** begin Data for this task **

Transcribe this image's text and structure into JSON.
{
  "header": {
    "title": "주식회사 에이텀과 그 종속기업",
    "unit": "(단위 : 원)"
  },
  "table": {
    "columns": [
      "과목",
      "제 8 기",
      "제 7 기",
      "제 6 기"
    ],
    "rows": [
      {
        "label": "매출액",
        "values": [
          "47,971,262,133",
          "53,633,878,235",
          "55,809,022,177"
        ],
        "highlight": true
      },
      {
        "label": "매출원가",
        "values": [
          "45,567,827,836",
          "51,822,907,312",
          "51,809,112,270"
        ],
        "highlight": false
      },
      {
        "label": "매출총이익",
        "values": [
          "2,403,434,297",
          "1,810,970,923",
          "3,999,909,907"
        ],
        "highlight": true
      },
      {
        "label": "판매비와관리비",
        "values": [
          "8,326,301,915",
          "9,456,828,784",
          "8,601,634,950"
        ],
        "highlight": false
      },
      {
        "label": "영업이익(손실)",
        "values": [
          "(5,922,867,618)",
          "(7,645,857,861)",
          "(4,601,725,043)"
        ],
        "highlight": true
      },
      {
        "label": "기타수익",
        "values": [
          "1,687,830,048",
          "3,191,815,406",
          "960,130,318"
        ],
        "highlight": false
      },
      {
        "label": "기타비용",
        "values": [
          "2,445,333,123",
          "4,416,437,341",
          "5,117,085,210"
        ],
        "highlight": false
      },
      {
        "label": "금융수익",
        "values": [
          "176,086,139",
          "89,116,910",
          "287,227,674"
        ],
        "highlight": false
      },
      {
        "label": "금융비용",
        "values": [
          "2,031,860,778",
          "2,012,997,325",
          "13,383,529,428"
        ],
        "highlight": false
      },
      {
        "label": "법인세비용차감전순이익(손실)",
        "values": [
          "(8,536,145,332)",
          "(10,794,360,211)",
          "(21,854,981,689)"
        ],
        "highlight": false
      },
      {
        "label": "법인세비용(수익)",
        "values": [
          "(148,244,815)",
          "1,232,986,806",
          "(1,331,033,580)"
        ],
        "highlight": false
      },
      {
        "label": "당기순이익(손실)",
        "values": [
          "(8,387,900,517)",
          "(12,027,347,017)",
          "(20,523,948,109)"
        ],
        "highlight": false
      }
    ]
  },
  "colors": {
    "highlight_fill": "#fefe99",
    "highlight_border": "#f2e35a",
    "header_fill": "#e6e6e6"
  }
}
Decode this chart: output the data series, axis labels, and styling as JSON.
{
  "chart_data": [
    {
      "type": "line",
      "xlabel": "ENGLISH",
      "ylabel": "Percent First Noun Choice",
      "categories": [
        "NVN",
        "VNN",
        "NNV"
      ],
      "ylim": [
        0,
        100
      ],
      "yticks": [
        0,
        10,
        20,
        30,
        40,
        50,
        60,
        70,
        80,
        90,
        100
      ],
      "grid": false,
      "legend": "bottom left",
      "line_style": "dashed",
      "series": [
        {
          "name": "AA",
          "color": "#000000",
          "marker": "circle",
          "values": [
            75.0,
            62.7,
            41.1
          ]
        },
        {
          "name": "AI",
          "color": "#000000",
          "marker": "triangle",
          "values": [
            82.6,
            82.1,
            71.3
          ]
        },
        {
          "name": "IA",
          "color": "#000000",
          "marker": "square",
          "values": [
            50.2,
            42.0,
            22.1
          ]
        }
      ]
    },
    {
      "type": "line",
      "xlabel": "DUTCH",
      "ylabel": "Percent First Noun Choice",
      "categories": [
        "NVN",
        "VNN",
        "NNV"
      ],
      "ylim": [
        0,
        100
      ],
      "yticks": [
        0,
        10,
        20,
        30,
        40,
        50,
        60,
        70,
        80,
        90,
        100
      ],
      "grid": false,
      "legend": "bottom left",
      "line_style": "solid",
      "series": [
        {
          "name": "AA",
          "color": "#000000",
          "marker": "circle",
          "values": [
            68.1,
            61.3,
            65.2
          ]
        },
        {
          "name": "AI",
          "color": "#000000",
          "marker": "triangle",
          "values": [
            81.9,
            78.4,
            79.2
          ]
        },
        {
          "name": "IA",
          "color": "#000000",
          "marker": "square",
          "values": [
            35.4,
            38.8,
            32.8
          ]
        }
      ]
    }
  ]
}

** end Data for this task **

* Stated exercise *
Return the full listing, character for character.

* Worked answer *
Transcribe this image's text and structure into JSON.
{
  "header": {
    "title": "주식회사 에이텀과 그 종속기업",
    "unit": "(단위 : 원)"
  },
  "table": {
    "columns": [
      "과목",
      "제 8 기",
      "제 7 기",
      "제 6 기"
    ],
    "rows": [
      {
        "label": "매출액",
        "values": [
          "47,971,262,133",
          "53,633,878,235",
          "55,809,022,177"
        ],
        "highlight": true
      },
      {
        "label": "매출원가",
        "values": [
          "45,567,827,836",
          "51,822,907,312",
          "51,809,112,270"
        ],
        "highlight": false
      },
      {
        "label": "매출총이익",
        "values": [
          "2,403,434,297",
          "1,810,970,923",
          "3,999,909,907"
        ],
        "highlight": true
      },
      {
        "label": "판매비와관리비",
        "values": [
          "8,326,301,915",
          "9,456,828,784",
          "8,601,634,950"
        ],
        "highlight": false
      },
      {
        "label": "영업이익(손실)",
        "values": [
          "(5,922,867,618)",
          "(7,645,857,861)",
          "(4,601,725,043)"
        ],
        "highlight": true
      },
      {
        "label": "기타수익",
        "values": [
          "1,687,830,048",
          "3,191,815,406",
          "960,130,318"
        ],
        "highlight": false
      },
      {
        "label": "기타비용",
        "values": [
          "2,445,333,123",
          "4,416,437,341",
          "5,117,085,210"
        ],
        "highlight": false
      },
      {
        "label": "금융수익",
        "values": [
          "176,086,139",
          "89,116,910",
          "287,227,674"
        ],
        "highlight": false
      },
      {
        "label": "금융비용",
        "values": [
          "2,031,860,778",
          "2,012,997,325",
          "13,383,529,428"
        ],
        "highlight": false
      },
      {
        "label": "법인세비용차감전순이익(손실)",
        "values": [
          "(8,536,145,332)",
          "(10,794,360,211)",
          "(21,854,981,689)"
        ],
        "highlight": false
      },
      {
        "label": "법인세비용(수익)",
        "values": [
          "(148,244,815)",
          "1,232,986,806",
          "(1,331,033,580)"
        ],
        "highlight": false
      },
      {
        "label": "당기순이익(손실)",
        "values": [
          "(8,387,900,517)",
          "(12,027,347,017)",
          "(20,523,948,109)"
        ],
        "highlight": false
      }
    ]
  },
  "colors": {
    "highlight_fill": "#fefe99",
    "highlight_border": "#f2e35a",
    "header_fill": "#e6e6e6"
  }
}
Decode this chart: output the data series, axis labels, and styling as JSON.
{
  "chart_data": [
    {
      "type": "line",
      "xlabel": "ENGLISH",
      "ylabel": "Percent First Noun Choice",
      "categories": [
        "NVN",
        "VNN",
        "NNV"
      ],
      "ylim": [
        0,
        100
      ],
      "yticks": [
        0,
        10,
        20,
        30,
        40,
        50,
        60,
        70,
        80,
        90,
        100
      ],
      "grid": false,
      "legend": "bottom left",
      "line_style": "dashed",
      "series": [
        {
          "name": "AA",
          "color": "#000000",
          "marker": "circle",
          "values": [
            75.0,
            62.7,
            41.1
          ]
        },
        {
          "name": "AI",
          "color": "#000000",
          "marker": "triangle",
          "values": [
            82.6,
            82.1,
            71.3
          ]
        },
        {
          "name": "IA",
          "color": "#000000",
          "marker": "square",
          "values": [
            50.2,
            42.0,
            22.1
          ]
        }
      ]
    },
    {
      "type": "line",
      "xlabel": "DUTCH",
      "ylabel": "Percent First Noun Choice",
      "categories": [
        "NVN",
        "VNN",
        "NNV"
      ],
      "ylim": [
        0,
        100
      ],
      "yticks": [
        0,
        10,
        20,
        30,
        40,
        50,
        60,
        70,
        80,
        90,
        100
      ],
      "grid": false,
      "legend": "bottom left",
      "line_style": "solid",
      "series": [
        {
          "name": "AA",
          "color": "#000000",
          "marker": "circle",
          "values": [
            68.1,
            61.3,
            65.2
          ]
        },
        {
          "name": "AI",
          "color": "#000000",
          "marker": "triangle",
          "values": [
            81.9,
            78.4,
            79.2
          ]
        },
        {
          "name": "IA",
          "color": "#000000",
          "marker": "square",
          "values": [
            35.4,
            38.8,
            32.8
          ]
        }
      ]
    }
  ]
}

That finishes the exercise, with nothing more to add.